(Records contained in a dataset)
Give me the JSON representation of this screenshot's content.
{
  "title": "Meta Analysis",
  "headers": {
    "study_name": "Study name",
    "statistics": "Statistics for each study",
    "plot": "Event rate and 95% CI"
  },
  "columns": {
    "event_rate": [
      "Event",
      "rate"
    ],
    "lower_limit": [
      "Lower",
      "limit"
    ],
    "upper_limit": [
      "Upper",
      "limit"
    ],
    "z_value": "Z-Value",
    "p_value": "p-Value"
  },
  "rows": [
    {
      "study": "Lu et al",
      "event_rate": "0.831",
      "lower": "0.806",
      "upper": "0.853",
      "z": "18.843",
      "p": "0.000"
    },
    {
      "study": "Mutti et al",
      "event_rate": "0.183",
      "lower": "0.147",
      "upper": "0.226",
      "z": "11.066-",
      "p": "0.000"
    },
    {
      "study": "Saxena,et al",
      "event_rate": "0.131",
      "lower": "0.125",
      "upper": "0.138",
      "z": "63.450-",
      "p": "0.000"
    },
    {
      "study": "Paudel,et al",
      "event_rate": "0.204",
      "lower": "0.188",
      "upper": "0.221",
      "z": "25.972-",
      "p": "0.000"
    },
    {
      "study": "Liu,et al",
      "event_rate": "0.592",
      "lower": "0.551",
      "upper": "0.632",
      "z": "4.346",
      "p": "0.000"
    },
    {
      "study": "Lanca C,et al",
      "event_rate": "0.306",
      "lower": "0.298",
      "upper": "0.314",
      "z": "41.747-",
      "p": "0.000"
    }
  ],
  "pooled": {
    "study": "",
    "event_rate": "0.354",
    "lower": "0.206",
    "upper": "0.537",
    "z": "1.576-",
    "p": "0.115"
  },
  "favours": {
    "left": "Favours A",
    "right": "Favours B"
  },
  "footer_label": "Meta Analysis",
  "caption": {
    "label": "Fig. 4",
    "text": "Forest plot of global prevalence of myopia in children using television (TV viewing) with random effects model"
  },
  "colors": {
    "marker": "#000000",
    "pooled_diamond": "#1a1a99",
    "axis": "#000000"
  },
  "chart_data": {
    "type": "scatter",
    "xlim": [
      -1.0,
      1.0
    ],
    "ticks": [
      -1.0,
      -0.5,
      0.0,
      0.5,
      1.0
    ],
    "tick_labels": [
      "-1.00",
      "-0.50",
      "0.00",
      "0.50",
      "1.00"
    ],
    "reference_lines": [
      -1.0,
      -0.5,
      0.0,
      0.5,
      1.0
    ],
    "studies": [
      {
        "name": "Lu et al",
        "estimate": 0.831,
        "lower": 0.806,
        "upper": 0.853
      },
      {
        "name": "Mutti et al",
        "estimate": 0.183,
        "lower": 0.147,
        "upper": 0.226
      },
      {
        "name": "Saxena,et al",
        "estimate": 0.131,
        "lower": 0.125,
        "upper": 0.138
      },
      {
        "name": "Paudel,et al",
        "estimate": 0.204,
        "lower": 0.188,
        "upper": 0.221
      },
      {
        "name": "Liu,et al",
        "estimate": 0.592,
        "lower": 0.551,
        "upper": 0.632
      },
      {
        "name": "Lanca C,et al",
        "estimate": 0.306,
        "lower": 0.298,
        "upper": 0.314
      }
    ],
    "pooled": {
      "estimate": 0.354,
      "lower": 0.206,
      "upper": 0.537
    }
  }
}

*Requirements*: Pull out all lines from the listing that contain the string "plot".

*Solution to the exercise*:
    "plot": "Event rate and 95% CI"
    "text": "Forest plot of global prevalence of myopia in children using television (TV viewing) with random effects model"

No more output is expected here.